> [Exercise goal] Locate the string "сахаром" in the listing below. Copy every line where it is found.

Dataset records:
============
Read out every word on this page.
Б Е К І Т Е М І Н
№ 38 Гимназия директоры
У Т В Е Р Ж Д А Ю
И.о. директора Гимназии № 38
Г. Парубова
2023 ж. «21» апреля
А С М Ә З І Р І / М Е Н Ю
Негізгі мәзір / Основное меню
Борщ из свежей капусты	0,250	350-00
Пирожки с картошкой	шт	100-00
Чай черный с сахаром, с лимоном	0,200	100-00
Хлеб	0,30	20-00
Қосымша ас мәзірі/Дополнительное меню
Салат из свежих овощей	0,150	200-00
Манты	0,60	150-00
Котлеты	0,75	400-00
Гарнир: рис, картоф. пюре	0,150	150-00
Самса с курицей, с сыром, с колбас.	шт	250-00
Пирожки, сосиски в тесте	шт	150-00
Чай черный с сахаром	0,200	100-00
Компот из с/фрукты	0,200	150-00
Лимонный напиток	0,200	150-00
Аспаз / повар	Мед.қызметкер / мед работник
============
> [Answer to the exercise]
Чай черный с сахаром, с лимоном	0,200	100-00
Чай черный с сахаром	0,200	100-00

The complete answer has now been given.